**Records provided:**
○ ○ ○ ○ ○ ○ ○

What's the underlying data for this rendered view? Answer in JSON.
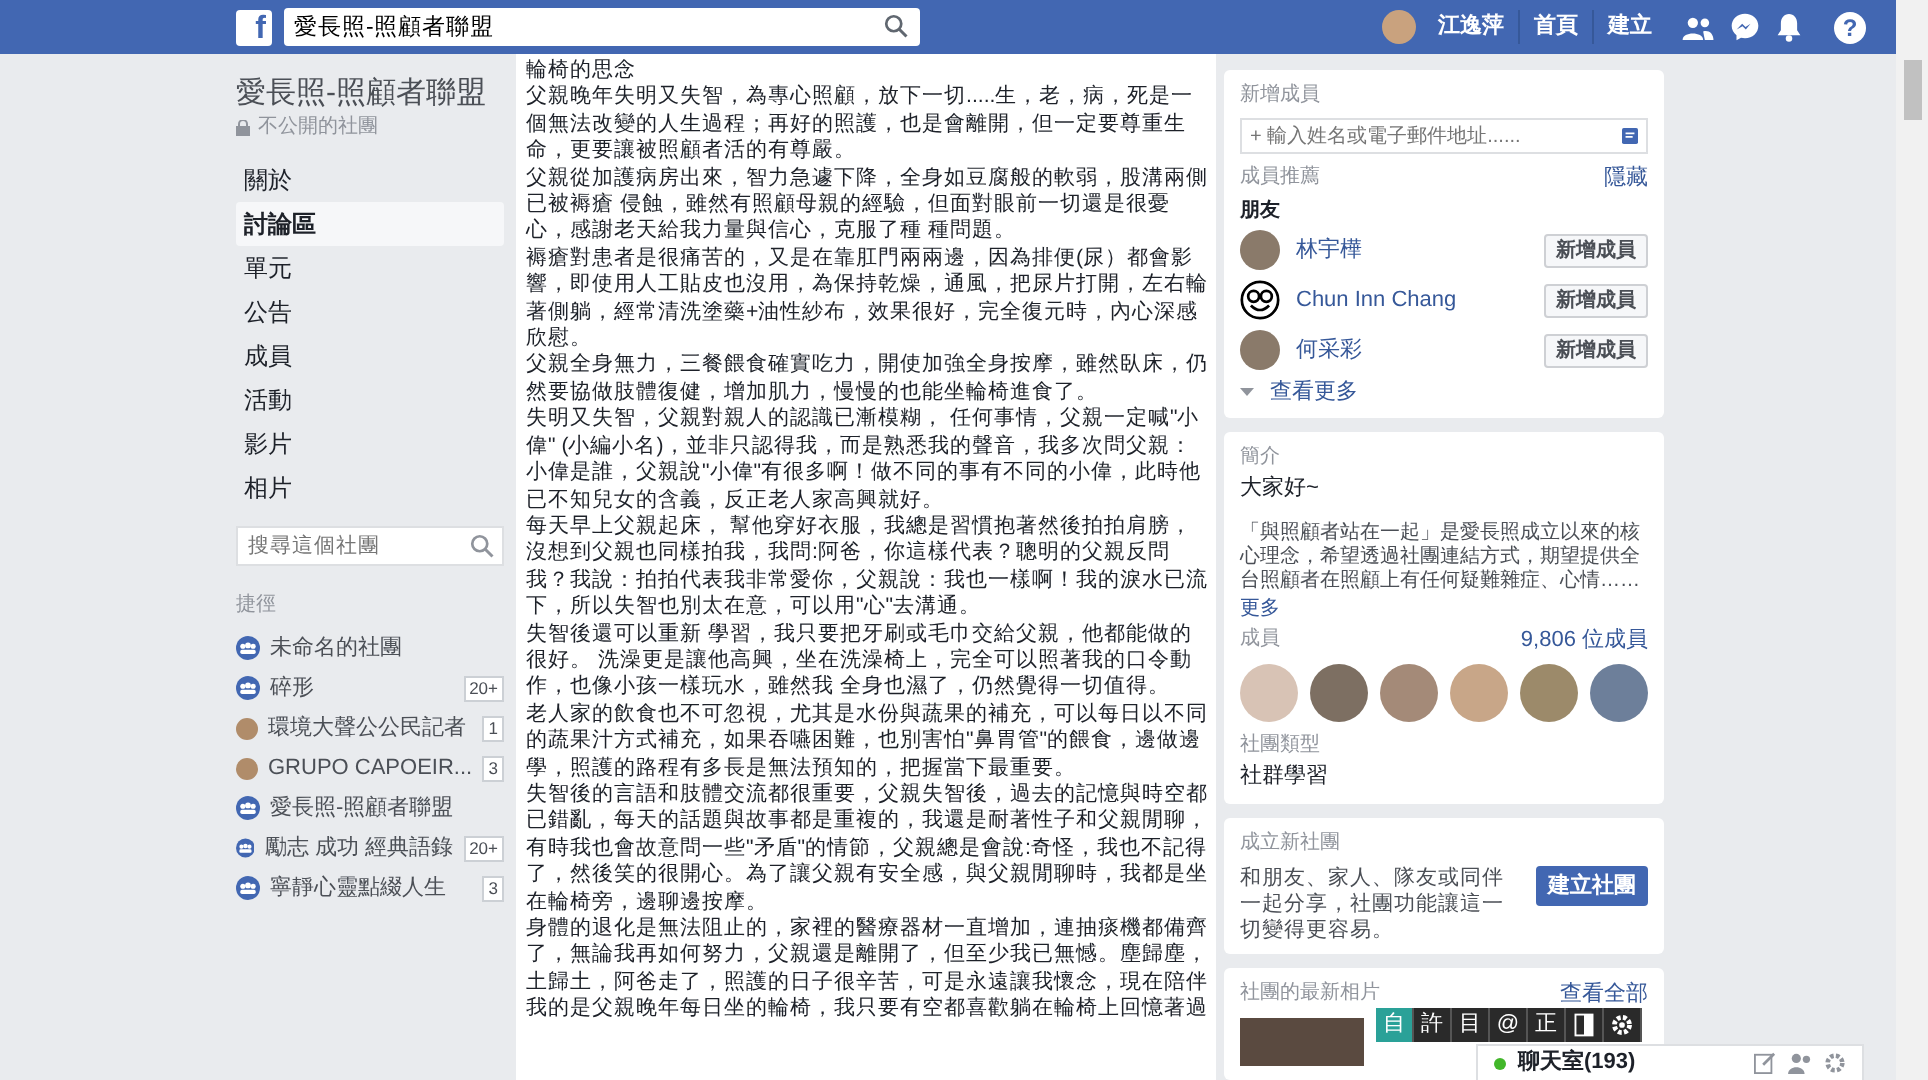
{
  "topbar": {
    "logo": "f",
    "search_value": "愛長照-照顧者聯盟",
    "user": "江逸萍",
    "links": [
      "首頁",
      "建立"
    ],
    "help": "?"
  },
  "sidebar": {
    "group_title": "愛長照-照顧者聯盟",
    "privacy": "不公開的社團",
    "nav": [
      {
        "label": "關於",
        "selected": false
      },
      {
        "label": "討論區",
        "selected": true
      },
      {
        "label": "單元",
        "selected": false
      },
      {
        "label": "公告",
        "selected": false
      },
      {
        "label": "成員",
        "selected": false
      },
      {
        "label": "活動",
        "selected": false
      },
      {
        "label": "影片",
        "selected": false
      },
      {
        "label": "相片",
        "selected": false
      }
    ],
    "search_placeholder": "搜尋這個社團",
    "shortcuts_heading": "捷徑",
    "shortcuts": [
      {
        "label": "未命名的社團",
        "kind": "group"
      },
      {
        "label": "碎形",
        "kind": "group",
        "count": "20+"
      },
      {
        "label": "環境大聲公公民記者",
        "kind": "photo",
        "count": "1"
      },
      {
        "label": "GRUPO CAPOEIR...",
        "kind": "photo",
        "count": "3"
      },
      {
        "label": "愛長照-照顧者聯盟",
        "kind": "group"
      },
      {
        "label": "勵志 成功 經典語錄",
        "kind": "group",
        "count": "20+"
      },
      {
        "label": "寧靜心靈點綴人生",
        "kind": "group",
        "count": "3"
      }
    ]
  },
  "post": {
    "title": "輪椅的思念",
    "paragraphs": [
      "父親晚年失明又失智，為專心照顧，放下一切.....生，老，病，死是一個無法改變的人生過程；再好的照護，也是會離開，但一定要尊重生命，更要讓被照顧者活的有尊嚴。",
      "父親從加護病房出來，智力急遽下降，全身如豆腐般的軟弱，股溝兩側已被褥瘡 侵蝕，雖然有照顧母親的經驗，但面對眼前一切還是很憂心，感謝老天給我力量與信心，克服了種 種問題。",
      "褥瘡對患者是很痛苦的，又是在靠肛門兩兩邊，因為排便(尿）都會影響，即使用人工貼皮也沒用，為保持乾燥，通風，把尿片打開，左右輪著側躺，經常清洗塗藥+油性紗布，效果很好，完全復元時，內心深感欣慰。",
      "父親全身無力，三餐餵食確實吃力，開使加強全身按摩，雖然臥床，仍然要協做肢體復健，增加肌力，慢慢的也能坐輪椅進食了。",
      "失明又失智，父親對親人的認識已漸模糊， 任何事情，父親一定喊\"小偉\" (小編小名)，並非只認得我，而是熟悉我的聲音，我多次問父親：小偉是誰，父親說\"小偉\"有很多啊！做不同的事有不同的小偉，此時他已不知兒女的含義，反正老人家高興就好。",
      "每天早上父親起床， 幫他穿好衣服，我總是習慣抱著然後拍拍肩膀，沒想到父親也同樣拍我，我問:阿爸，你這樣代表？聰明的父親反問我？我說：拍拍代表我非常愛你，父親說：我也一樣啊！我的淚水已流下，所以失智也別太在意，可以用\"心\"去溝通。",
      "失智後還可以重新 學習，我只要把牙刷或毛巾交給父親，他都能做的很好。 洗澡更是讓他高興，坐在洗澡椅上，完全可以照著我的口令動作，也像小孩一樣玩水，雖然我 全身也濕了，仍然覺得一切值得。",
      "老人家的飲食也不可忽視，尤其是水份與蔬果的補充，可以每日以不同的蔬果汁方式補充，如果吞嚥困難，也別害怕\"鼻胃管\"的餵食，邊做邊學，照護的路程有多長是無法預知的，把握當下最重要。",
      "失智後的言語和肢體交流都很重要，父親失智後，過去的記憶與時空都已錯亂，每天的話題與故事都是重複的，我還是耐著性子和父親閒聊，有時我也會故意問一些\"矛盾\"的情節，父親總是會說:奇怪，我也不記得了，然後笑的很開心。為了讓父親有安全感，與父親閒聊時，我都是坐在輪椅旁，邊聊邊按摩。",
      "身體的退化是無法阻止的，家裡的醫療器材一直增加，連抽痰機都備齊了，無論我再如何努力，父親還是離開了，但至少我已無憾。塵歸塵，土歸土，阿爸走了，照護的日子很辛苦，可是永遠讓我懷念，現在陪伴我的是父親晚年每日坐的輪椅，我只要有空都喜歡躺在輪椅上回憶著過"
    ]
  },
  "add_members": {
    "heading": "新增成員",
    "placeholder": "+ 輸入姓名或電子郵件地址......",
    "suggest_heading": "成員推薦",
    "hide_link": "隱藏",
    "friends_heading": "朋友",
    "friends": [
      {
        "name": "林宇樺",
        "kind": "photo",
        "button": "新增成員"
      },
      {
        "name": "Chun Inn Chang",
        "kind": "cartoon",
        "button": "新增成員"
      },
      {
        "name": "何采彩",
        "kind": "photo",
        "button": "新增成員"
      }
    ],
    "see_more": "查看更多"
  },
  "about": {
    "heading": "簡介",
    "greeting": "大家好~",
    "description": "「與照顧者站在一起」是愛長照成立以來的核心理念，希望透過社團連結方式，期望提供全台照顧者在照顧上有任何疑難雜症、心情……",
    "more": "更多",
    "members_heading": "成員",
    "members_count": "9,806 位成員",
    "type_heading": "社團類型",
    "type": "社群學習"
  },
  "create_group": {
    "heading": "成立新社團",
    "text": "和朋友、家人、隊友或同伴一起分享，社團功能讓這一切變得更容易。",
    "button": "建立社團"
  },
  "recent_photos": {
    "heading": "社團的最新相片",
    "see_all": "查看全部"
  },
  "ime_toolbar": {
    "keys": [
      "自",
      "許",
      "目",
      "@",
      "正"
    ]
  },
  "chat": {
    "label": "聊天室(193)",
    "online": true
  }
}
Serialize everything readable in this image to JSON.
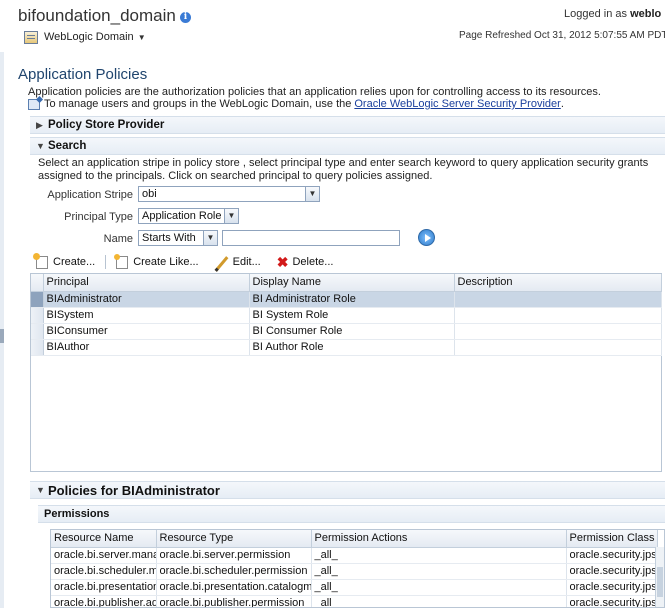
{
  "header": {
    "domain_title": "bifoundation_domain",
    "logged_in_label": "Logged in as",
    "logged_in_user": "weblo",
    "weblogic_menu": "WebLogic Domain",
    "page_refreshed": "Page Refreshed Oct 31, 2012 5:07:55 AM PDT"
  },
  "main": {
    "heading": "Application Policies",
    "description": "Application policies are the authorization policies that an application relies upon for controlling access to its resources.",
    "manage_text": "To manage users and groups in the WebLogic Domain, use the",
    "manage_link": "Oracle WebLogic Server Security Provider",
    "manage_end": "."
  },
  "policy_store": {
    "title": "Policy Store Provider"
  },
  "search": {
    "title": "Search",
    "description": "Select an application stripe in policy store , select principal type and enter search keyword to query application security grants assigned to the principals. Click on searched principal to query policies assigned.",
    "stripe_label": "Application Stripe",
    "stripe_value": "obi",
    "principal_type_label": "Principal Type",
    "principal_type_value": "Application Role",
    "name_label": "Name",
    "name_operator": "Starts With",
    "name_value": ""
  },
  "toolbar": {
    "create": "Create...",
    "create_like": "Create Like...",
    "edit": "Edit...",
    "delete": "Delete..."
  },
  "principals_table": {
    "columns": [
      "Principal",
      "Display Name",
      "Description"
    ],
    "rows": [
      {
        "principal": "BIAdministrator",
        "display_name": "BI Administrator Role",
        "description": ""
      },
      {
        "principal": "BISystem",
        "display_name": "BI System Role",
        "description": ""
      },
      {
        "principal": "BIConsumer",
        "display_name": "BI Consumer Role",
        "description": ""
      },
      {
        "principal": "BIAuthor",
        "display_name": "BI Author Role",
        "description": ""
      }
    ],
    "selected_index": 0
  },
  "policies": {
    "title": "Policies for BIAdministrator",
    "permissions_title": "Permissions",
    "columns": [
      "Resource Name",
      "Resource Type",
      "Permission Actions",
      "Permission Class"
    ],
    "rows": [
      {
        "resource_name": "oracle.bi.server.mana",
        "resource_type": "oracle.bi.server.permission",
        "actions": "_all_",
        "class": "oracle.security.jps."
      },
      {
        "resource_name": "oracle.bi.scheduler.m",
        "resource_type": "oracle.bi.scheduler.permission",
        "actions": "_all_",
        "class": "oracle.security.jps."
      },
      {
        "resource_name": "oracle.bi.presentation",
        "resource_type": "oracle.bi.presentation.catalogm",
        "actions": "_all_",
        "class": "oracle.security.jps."
      },
      {
        "resource_name": "oracle.bi.publisher.ad",
        "resource_type": "oracle.bi.publisher.permission",
        "actions": "_all_",
        "class": "oracle.security.jps."
      }
    ]
  }
}
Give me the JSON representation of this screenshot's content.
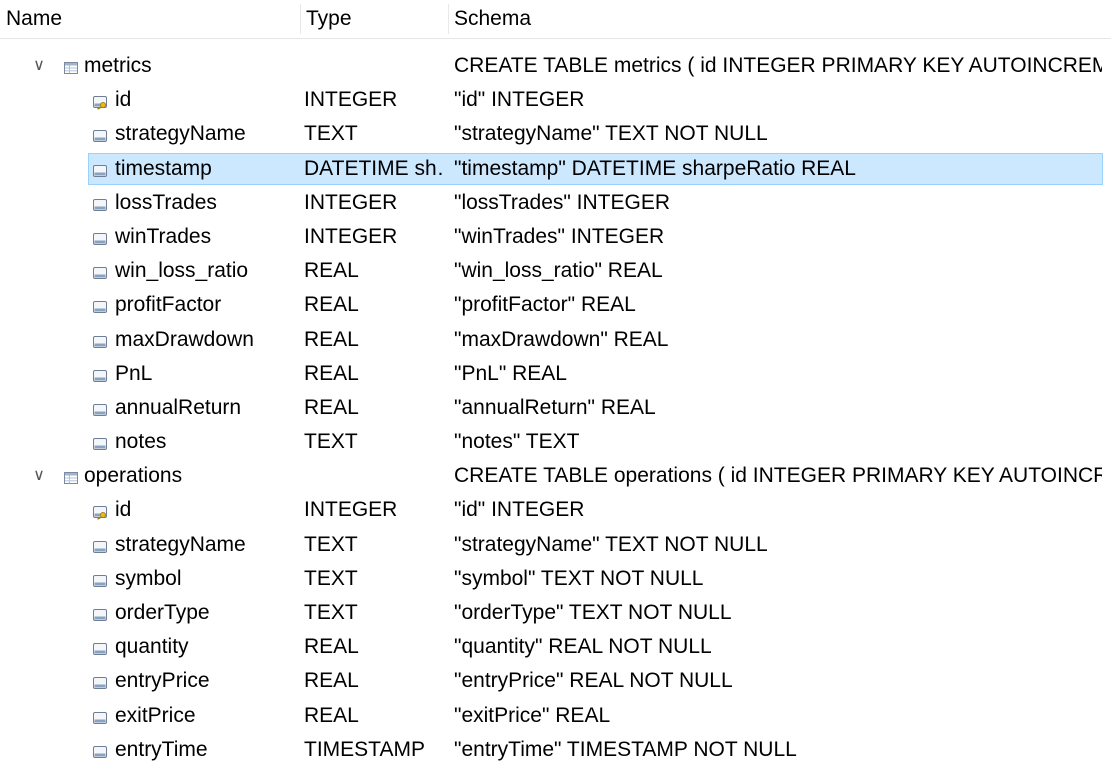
{
  "header": {
    "name": "Name",
    "type": "Type",
    "schema": "Schema"
  },
  "tables": [
    {
      "name": "metrics",
      "schema": "CREATE TABLE metrics ( id INTEGER PRIMARY KEY AUTOINCREMENT, -- I",
      "expander_icon": "chevron-down-icon",
      "icon": "table-icon",
      "fields": [
        {
          "name": "id",
          "type": "INTEGER",
          "schema": "\"id\" INTEGER",
          "icon": "primary-key-field-icon"
        },
        {
          "name": "strategyName",
          "type": "TEXT",
          "schema": "\"strategyName\" TEXT NOT NULL",
          "icon": "field-icon"
        },
        {
          "name": "timestamp",
          "type": "DATETIME sh…",
          "schema": "\"timestamp\" DATETIME sharpeRatio REAL",
          "icon": "field-icon",
          "selected": true
        },
        {
          "name": "lossTrades",
          "type": "INTEGER",
          "schema": "\"lossTrades\" INTEGER",
          "icon": "field-icon"
        },
        {
          "name": "winTrades",
          "type": "INTEGER",
          "schema": "\"winTrades\" INTEGER",
          "icon": "field-icon"
        },
        {
          "name": "win_loss_ratio",
          "type": "REAL",
          "schema": "\"win_loss_ratio\" REAL",
          "icon": "field-icon"
        },
        {
          "name": "profitFactor",
          "type": "REAL",
          "schema": "\"profitFactor\" REAL",
          "icon": "field-icon"
        },
        {
          "name": "maxDrawdown",
          "type": "REAL",
          "schema": "\"maxDrawdown\" REAL",
          "icon": "field-icon"
        },
        {
          "name": "PnL",
          "type": "REAL",
          "schema": "\"PnL\" REAL",
          "icon": "field-icon"
        },
        {
          "name": "annualReturn",
          "type": "REAL",
          "schema": "\"annualReturn\" REAL",
          "icon": "field-icon"
        },
        {
          "name": "notes",
          "type": "TEXT",
          "schema": "\"notes\" TEXT",
          "icon": "field-icon"
        }
      ]
    },
    {
      "name": "operations",
      "schema": "CREATE TABLE operations ( id INTEGER PRIMARY KEY AUTOINCREMENT,",
      "expander_icon": "chevron-down-icon",
      "icon": "table-icon",
      "fields": [
        {
          "name": "id",
          "type": "INTEGER",
          "schema": "\"id\" INTEGER",
          "icon": "primary-key-field-icon"
        },
        {
          "name": "strategyName",
          "type": "TEXT",
          "schema": "\"strategyName\" TEXT NOT NULL",
          "icon": "field-icon"
        },
        {
          "name": "symbol",
          "type": "TEXT",
          "schema": "\"symbol\" TEXT NOT NULL",
          "icon": "field-icon"
        },
        {
          "name": "orderType",
          "type": "TEXT",
          "schema": "\"orderType\" TEXT NOT NULL",
          "icon": "field-icon"
        },
        {
          "name": "quantity",
          "type": "REAL",
          "schema": "\"quantity\" REAL NOT NULL",
          "icon": "field-icon"
        },
        {
          "name": "entryPrice",
          "type": "REAL",
          "schema": "\"entryPrice\" REAL NOT NULL",
          "icon": "field-icon"
        },
        {
          "name": "exitPrice",
          "type": "REAL",
          "schema": "\"exitPrice\" REAL",
          "icon": "field-icon"
        },
        {
          "name": "entryTime",
          "type": "TIMESTAMP",
          "schema": "\"entryTime\" TIMESTAMP NOT NULL",
          "icon": "field-icon"
        }
      ]
    }
  ],
  "colors": {
    "selection_bg": "#cce8ff",
    "selection_border": "#99d1ff"
  }
}
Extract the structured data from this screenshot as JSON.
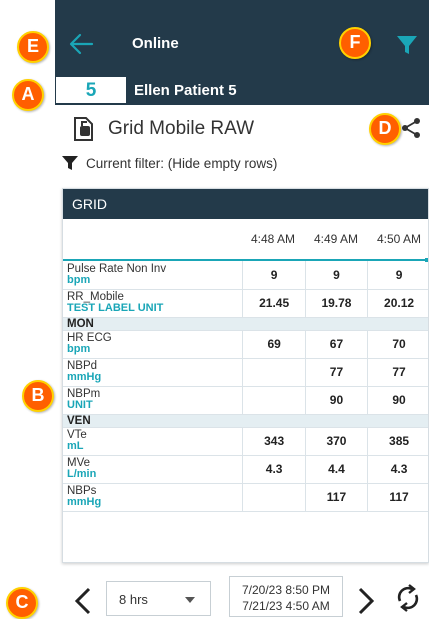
{
  "header": {
    "title": "Online"
  },
  "patient": {
    "bed": "5",
    "name": "Ellen Patient 5"
  },
  "page": {
    "title": "Grid Mobile RAW"
  },
  "filter": {
    "label": "Current filter:",
    "value": "(Hide empty rows)"
  },
  "grid": {
    "title": "GRID",
    "times": [
      "4:48 AM",
      "4:49 AM",
      "4:50 AM"
    ],
    "rows": [
      {
        "type": "data",
        "name": "Pulse Rate Non Inv",
        "unit": "bpm",
        "values": [
          "9",
          "9",
          "9"
        ]
      },
      {
        "type": "data",
        "name": "RR_Mobile",
        "unit": "TEST LABEL UNIT",
        "values": [
          "21.45",
          "19.78",
          "20.12"
        ]
      },
      {
        "type": "group",
        "name": "MON"
      },
      {
        "type": "data",
        "name": "HR ECG",
        "unit": "bpm",
        "values": [
          "69",
          "67",
          "70"
        ]
      },
      {
        "type": "data",
        "name": "NBPd",
        "unit": "mmHg",
        "values": [
          "",
          "77",
          "77"
        ]
      },
      {
        "type": "data",
        "name": "NBPm",
        "unit": "UNIT",
        "values": [
          "",
          "90",
          "90"
        ]
      },
      {
        "type": "group",
        "name": "VEN"
      },
      {
        "type": "data",
        "name": "VTe",
        "unit": "mL",
        "values": [
          "343",
          "370",
          "385"
        ]
      },
      {
        "type": "data",
        "name": "MVe",
        "unit": "L/min",
        "values": [
          "4.3",
          "4.4",
          "4.3"
        ]
      },
      {
        "type": "data",
        "name": "NBPs",
        "unit": "mmHg",
        "values": [
          "",
          "117",
          "117"
        ]
      }
    ]
  },
  "footer": {
    "range": "8 hrs",
    "date_from": "7/20/23 8:50 PM",
    "date_to": "7/21/23 4:50 AM"
  },
  "callouts": {
    "a": "A",
    "b": "B",
    "c": "C",
    "d": "D",
    "e": "E",
    "f": "F"
  },
  "colors": {
    "header_bg": "#233a4a",
    "accent": "#1aa6b7",
    "callout": "#ff5f00",
    "callout_border": "#ffd100",
    "group_bg": "#e4eef2"
  },
  "icons": [
    "back-arrow-icon",
    "filter-icon",
    "document-icon",
    "share-icon",
    "chevron-left-icon",
    "chevron-down-icon",
    "chevron-right-icon",
    "refresh-icon"
  ]
}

○ ○ ○ ○ ○ ○ ○

**Description of the task:** Report how many lines contain "winTrades". Give nothing but the number.

**Solution to the exercise:** 2